**PROBLEM REQUIREMENTS:**
Copy whichever lines contain the string "from".

########################################

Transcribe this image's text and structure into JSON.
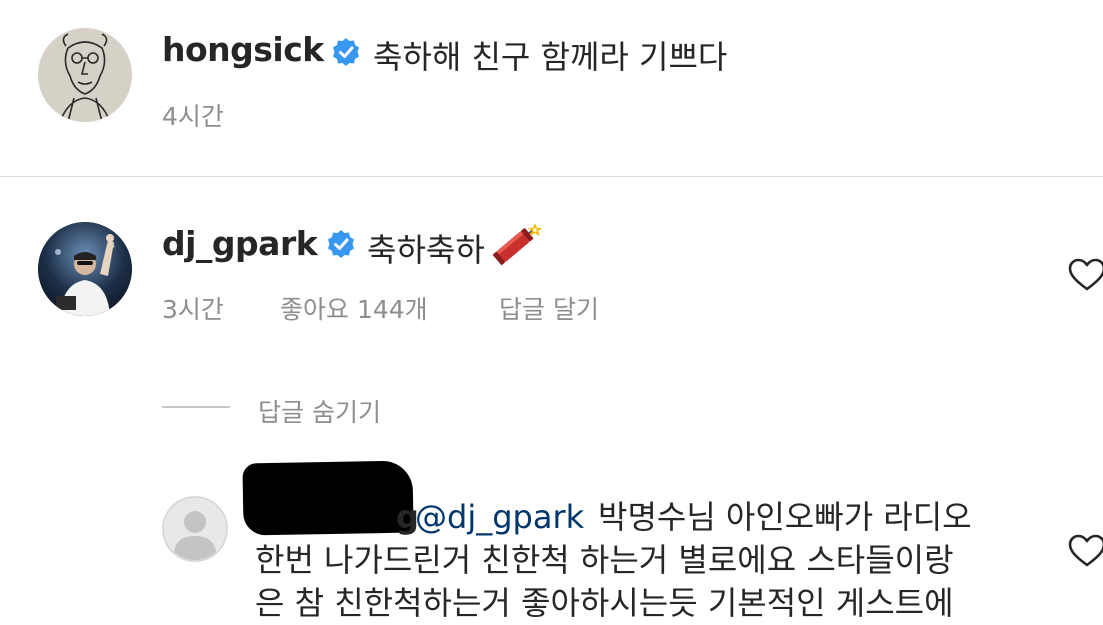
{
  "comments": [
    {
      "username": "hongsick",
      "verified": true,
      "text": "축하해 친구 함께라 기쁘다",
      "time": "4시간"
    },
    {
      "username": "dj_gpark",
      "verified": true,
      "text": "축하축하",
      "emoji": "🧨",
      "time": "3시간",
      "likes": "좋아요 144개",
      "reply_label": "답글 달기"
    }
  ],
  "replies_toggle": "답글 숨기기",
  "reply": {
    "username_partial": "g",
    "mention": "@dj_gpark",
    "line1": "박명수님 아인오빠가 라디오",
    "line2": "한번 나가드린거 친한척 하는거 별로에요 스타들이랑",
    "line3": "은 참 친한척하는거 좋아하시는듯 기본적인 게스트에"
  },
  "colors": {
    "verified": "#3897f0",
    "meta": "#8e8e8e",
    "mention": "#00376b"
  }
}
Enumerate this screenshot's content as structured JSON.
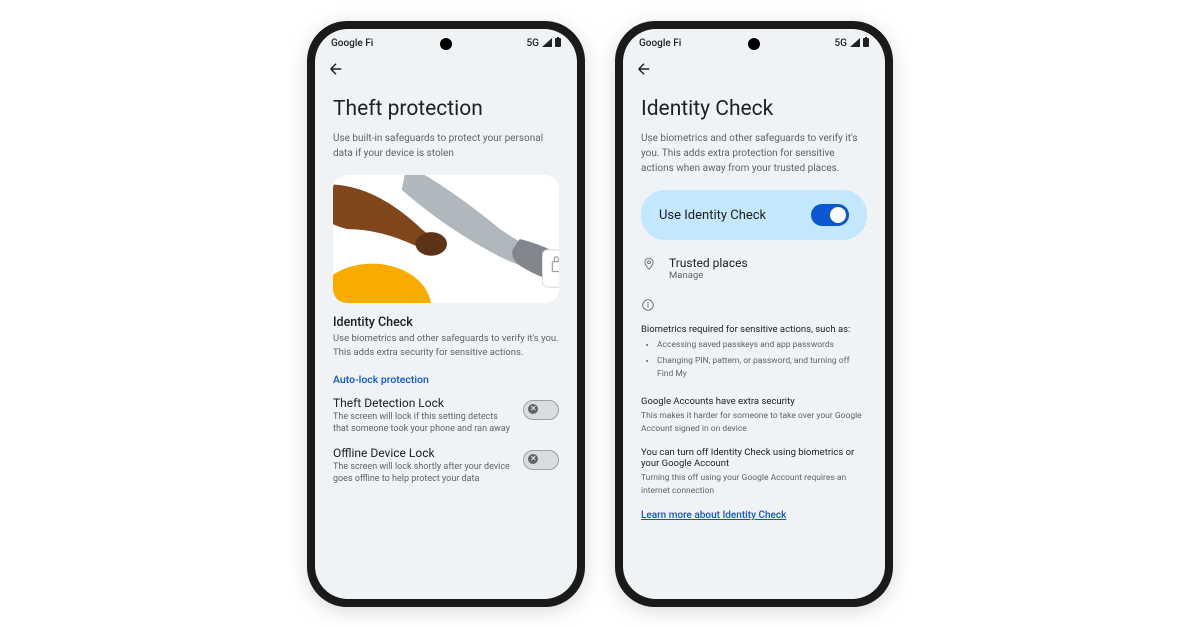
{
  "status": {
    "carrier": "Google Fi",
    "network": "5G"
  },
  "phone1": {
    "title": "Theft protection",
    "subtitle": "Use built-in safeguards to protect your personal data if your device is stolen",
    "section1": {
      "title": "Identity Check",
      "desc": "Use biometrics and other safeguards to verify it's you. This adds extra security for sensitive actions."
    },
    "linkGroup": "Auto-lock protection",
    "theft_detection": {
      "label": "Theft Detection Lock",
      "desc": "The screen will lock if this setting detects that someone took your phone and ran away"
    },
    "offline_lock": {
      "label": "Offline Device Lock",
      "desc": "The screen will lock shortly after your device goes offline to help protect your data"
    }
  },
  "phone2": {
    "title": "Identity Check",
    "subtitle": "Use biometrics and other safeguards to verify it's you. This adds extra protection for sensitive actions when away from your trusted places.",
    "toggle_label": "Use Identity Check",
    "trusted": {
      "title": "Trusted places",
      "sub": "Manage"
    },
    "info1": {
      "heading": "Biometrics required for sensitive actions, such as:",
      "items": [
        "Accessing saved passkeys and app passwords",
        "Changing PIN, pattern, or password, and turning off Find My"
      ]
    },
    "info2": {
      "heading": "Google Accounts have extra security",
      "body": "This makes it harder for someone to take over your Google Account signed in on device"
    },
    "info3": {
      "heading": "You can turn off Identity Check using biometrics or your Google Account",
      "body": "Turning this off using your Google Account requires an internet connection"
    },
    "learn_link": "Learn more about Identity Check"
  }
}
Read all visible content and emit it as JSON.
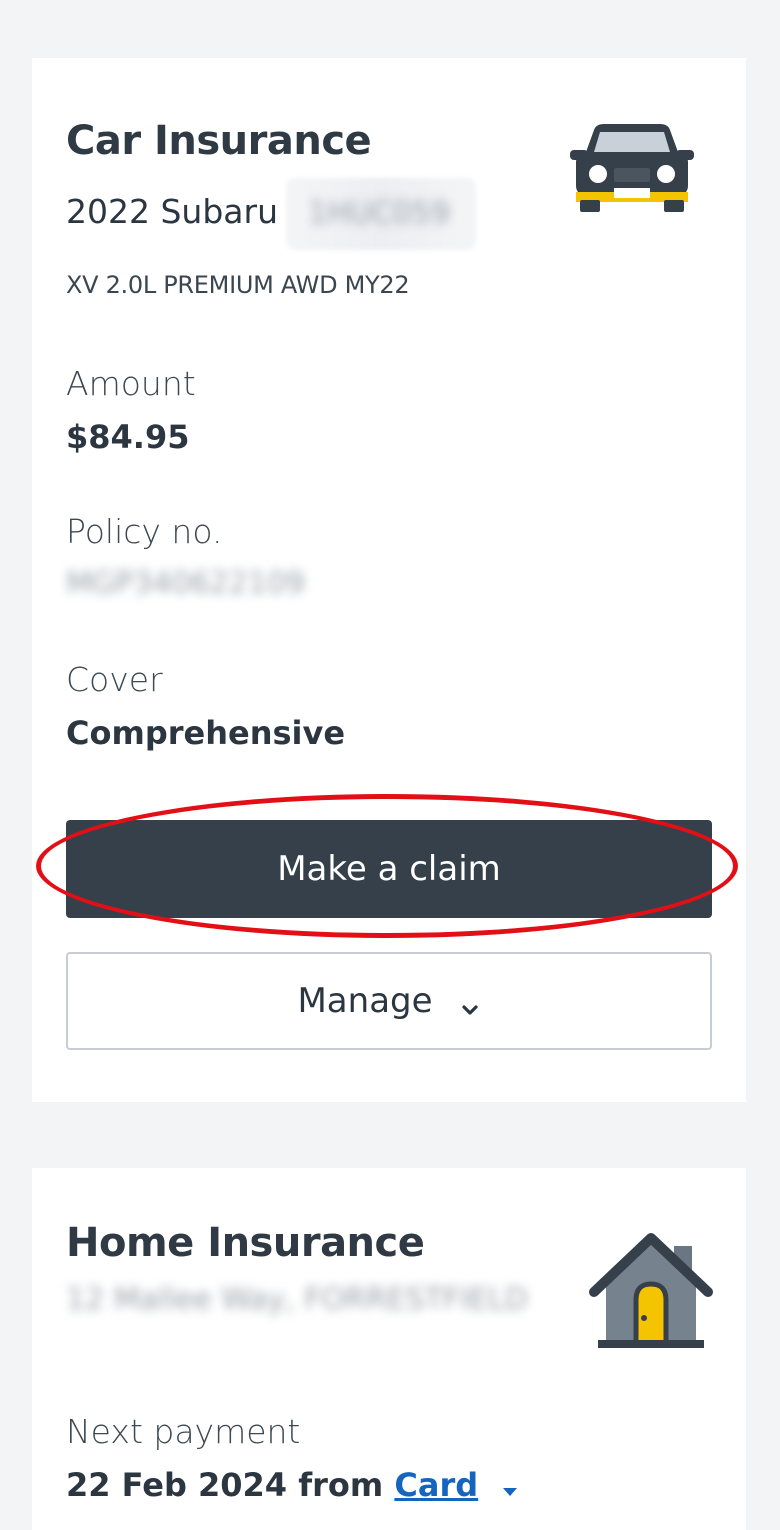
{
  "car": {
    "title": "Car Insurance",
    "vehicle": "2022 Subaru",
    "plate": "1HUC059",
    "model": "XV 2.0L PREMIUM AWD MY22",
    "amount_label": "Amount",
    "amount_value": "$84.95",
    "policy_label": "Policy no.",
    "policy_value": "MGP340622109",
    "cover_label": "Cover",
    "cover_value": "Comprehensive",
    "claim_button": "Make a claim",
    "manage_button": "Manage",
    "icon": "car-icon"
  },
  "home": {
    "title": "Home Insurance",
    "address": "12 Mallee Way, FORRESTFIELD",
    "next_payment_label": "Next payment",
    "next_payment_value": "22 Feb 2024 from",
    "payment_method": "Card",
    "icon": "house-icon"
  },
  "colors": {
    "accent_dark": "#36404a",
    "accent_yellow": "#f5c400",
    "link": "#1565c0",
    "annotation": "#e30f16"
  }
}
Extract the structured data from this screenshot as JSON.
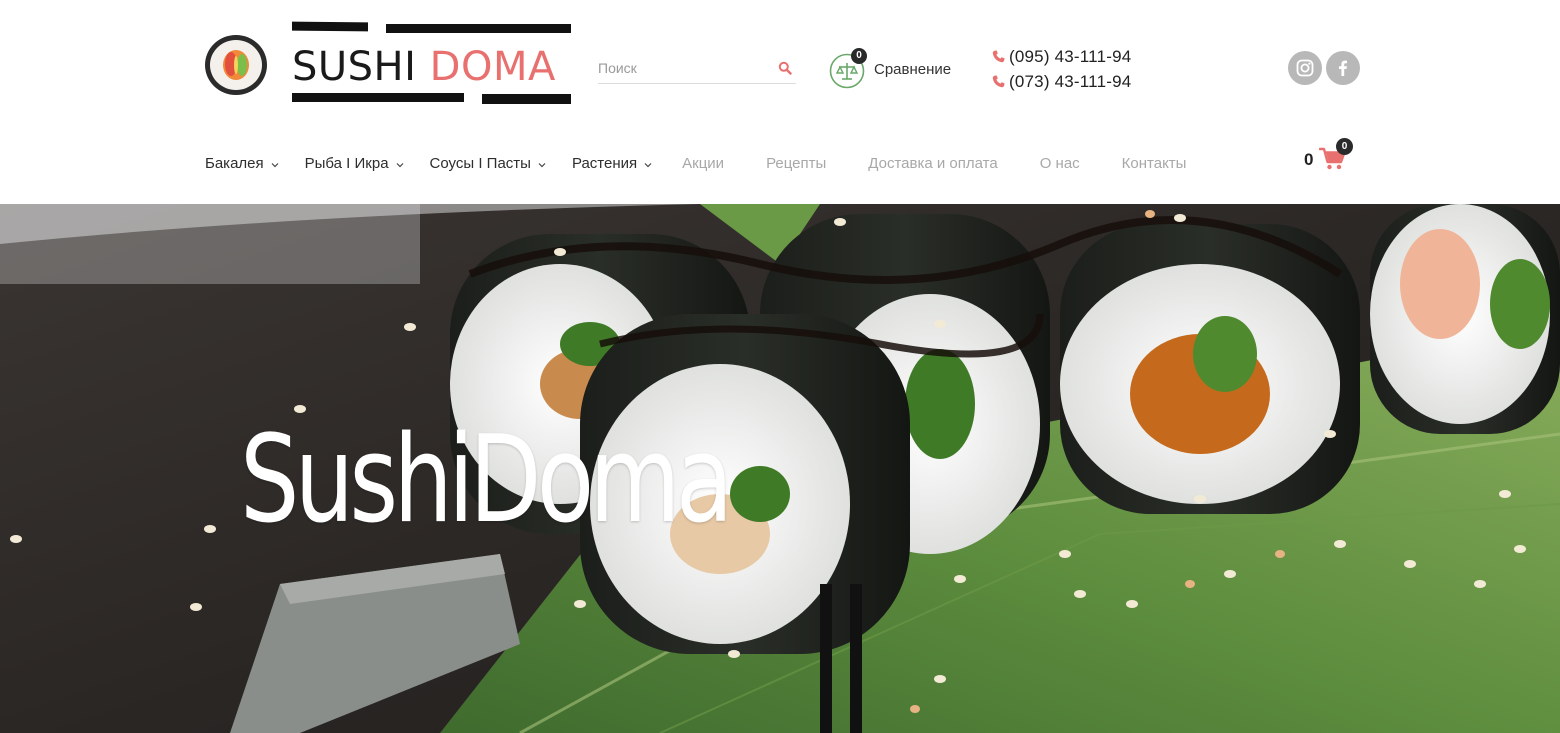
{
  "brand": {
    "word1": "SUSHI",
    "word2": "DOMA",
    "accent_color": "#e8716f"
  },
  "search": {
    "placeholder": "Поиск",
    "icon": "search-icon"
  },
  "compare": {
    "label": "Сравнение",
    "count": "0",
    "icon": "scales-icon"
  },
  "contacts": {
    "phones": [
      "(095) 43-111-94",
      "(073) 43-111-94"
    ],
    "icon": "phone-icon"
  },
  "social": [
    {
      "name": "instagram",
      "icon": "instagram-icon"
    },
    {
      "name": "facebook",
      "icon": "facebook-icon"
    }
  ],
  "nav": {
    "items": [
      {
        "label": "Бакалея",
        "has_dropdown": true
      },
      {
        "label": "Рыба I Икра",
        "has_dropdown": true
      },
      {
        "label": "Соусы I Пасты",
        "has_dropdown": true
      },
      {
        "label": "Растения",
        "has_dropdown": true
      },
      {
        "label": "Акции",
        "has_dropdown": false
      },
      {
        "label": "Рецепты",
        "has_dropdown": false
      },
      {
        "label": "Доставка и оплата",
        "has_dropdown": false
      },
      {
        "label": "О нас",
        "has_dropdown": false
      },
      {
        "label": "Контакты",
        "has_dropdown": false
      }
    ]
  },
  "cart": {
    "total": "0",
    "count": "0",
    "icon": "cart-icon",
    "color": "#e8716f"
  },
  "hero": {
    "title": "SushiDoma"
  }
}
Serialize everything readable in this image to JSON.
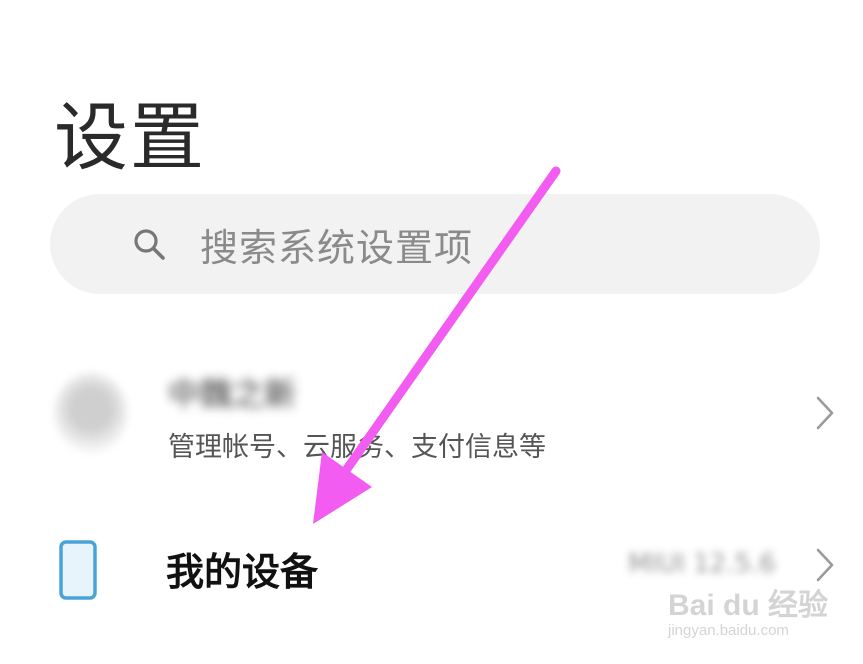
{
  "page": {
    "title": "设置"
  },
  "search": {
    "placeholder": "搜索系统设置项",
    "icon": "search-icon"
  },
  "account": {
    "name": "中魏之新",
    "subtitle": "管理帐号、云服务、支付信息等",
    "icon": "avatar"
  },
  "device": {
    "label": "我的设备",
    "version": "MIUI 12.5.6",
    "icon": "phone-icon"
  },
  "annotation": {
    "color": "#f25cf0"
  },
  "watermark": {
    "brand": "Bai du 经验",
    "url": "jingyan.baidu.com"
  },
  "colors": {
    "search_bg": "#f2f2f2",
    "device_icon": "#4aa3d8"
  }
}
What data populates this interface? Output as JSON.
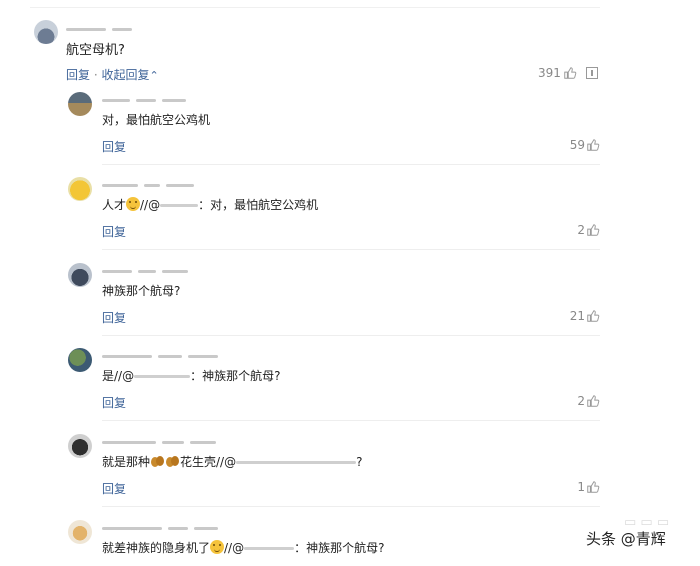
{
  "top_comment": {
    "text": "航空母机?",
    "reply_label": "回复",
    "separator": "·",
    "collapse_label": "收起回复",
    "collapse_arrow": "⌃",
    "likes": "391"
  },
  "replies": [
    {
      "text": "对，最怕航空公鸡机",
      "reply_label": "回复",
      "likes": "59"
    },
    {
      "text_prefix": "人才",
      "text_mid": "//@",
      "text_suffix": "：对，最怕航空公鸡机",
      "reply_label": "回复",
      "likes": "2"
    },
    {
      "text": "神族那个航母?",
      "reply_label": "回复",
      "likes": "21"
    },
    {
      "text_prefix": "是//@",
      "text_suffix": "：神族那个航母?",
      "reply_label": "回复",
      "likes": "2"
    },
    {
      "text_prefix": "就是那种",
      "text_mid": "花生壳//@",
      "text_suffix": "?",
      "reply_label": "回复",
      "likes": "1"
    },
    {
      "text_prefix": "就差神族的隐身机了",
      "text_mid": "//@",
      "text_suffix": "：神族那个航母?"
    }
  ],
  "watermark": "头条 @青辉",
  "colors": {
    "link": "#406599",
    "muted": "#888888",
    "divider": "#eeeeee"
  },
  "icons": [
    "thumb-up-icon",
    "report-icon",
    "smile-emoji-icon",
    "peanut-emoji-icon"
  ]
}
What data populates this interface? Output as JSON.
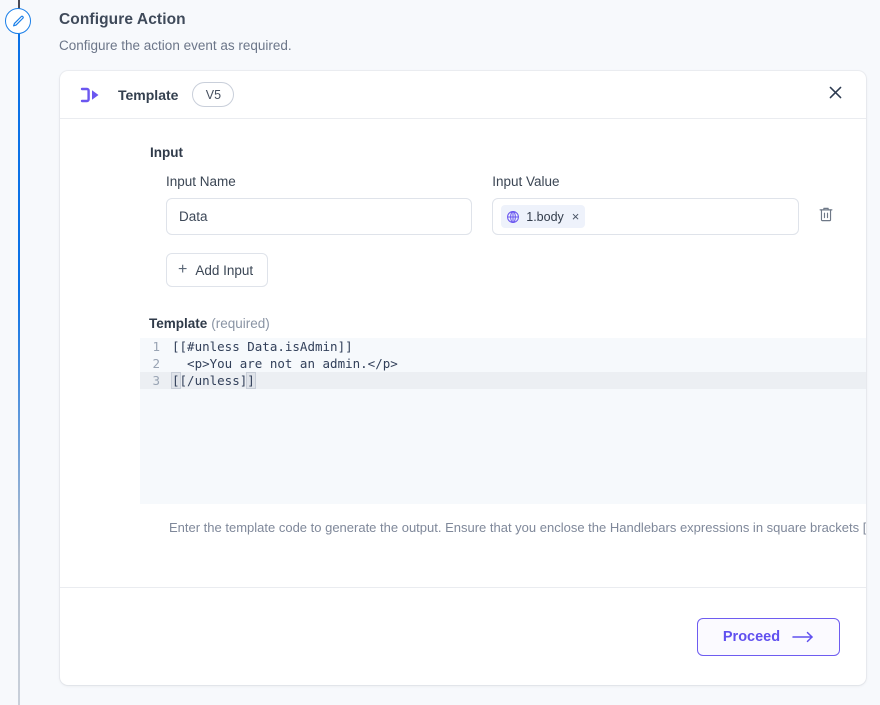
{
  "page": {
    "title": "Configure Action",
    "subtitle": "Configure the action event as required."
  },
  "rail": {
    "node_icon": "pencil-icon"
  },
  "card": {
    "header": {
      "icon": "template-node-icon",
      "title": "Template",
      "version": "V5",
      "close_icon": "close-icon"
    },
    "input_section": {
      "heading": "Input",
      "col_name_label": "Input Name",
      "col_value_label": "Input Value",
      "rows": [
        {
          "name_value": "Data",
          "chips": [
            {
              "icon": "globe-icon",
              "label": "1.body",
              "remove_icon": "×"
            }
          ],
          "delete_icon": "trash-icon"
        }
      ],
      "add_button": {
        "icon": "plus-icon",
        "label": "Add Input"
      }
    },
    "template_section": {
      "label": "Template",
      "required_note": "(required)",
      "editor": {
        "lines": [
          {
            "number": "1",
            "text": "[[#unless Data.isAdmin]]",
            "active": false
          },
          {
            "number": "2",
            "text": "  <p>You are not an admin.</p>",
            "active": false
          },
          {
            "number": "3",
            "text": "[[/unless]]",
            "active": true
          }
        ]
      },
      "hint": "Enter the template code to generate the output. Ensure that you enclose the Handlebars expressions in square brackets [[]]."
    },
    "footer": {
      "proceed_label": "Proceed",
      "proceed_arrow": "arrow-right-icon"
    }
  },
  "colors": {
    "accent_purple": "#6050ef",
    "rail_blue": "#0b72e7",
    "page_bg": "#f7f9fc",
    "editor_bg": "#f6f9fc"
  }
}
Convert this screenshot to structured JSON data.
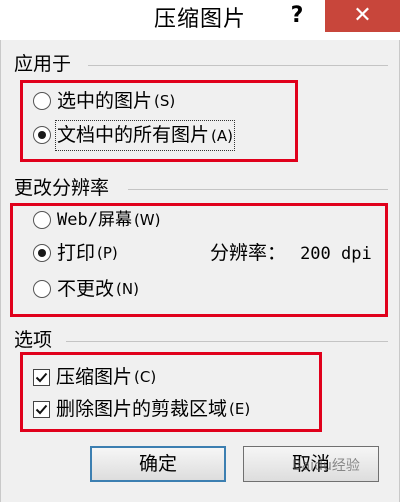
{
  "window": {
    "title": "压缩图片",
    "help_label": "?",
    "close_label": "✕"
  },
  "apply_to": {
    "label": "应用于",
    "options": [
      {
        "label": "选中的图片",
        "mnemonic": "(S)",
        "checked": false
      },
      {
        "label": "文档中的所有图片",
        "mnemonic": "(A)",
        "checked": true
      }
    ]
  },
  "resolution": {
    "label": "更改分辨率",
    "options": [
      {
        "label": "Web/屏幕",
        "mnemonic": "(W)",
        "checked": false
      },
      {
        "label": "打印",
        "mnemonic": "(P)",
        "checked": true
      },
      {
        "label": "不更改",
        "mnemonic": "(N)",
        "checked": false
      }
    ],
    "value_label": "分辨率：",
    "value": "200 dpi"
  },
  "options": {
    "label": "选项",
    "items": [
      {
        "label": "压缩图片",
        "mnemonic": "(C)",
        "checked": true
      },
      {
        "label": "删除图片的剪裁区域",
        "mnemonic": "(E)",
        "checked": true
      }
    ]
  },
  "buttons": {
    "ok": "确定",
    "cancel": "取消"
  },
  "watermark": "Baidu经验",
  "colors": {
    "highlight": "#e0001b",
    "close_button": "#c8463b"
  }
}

########################################

**RESULT BELOW:**
    "subtitle": "Use biometrics and other safeguards to verify it's you. This adds extra protection for sensitive actions when away from your trusted places.",
    "next_payment_value": "22 Feb 2024 from",
Extract the structured data from this screenshot as JSON.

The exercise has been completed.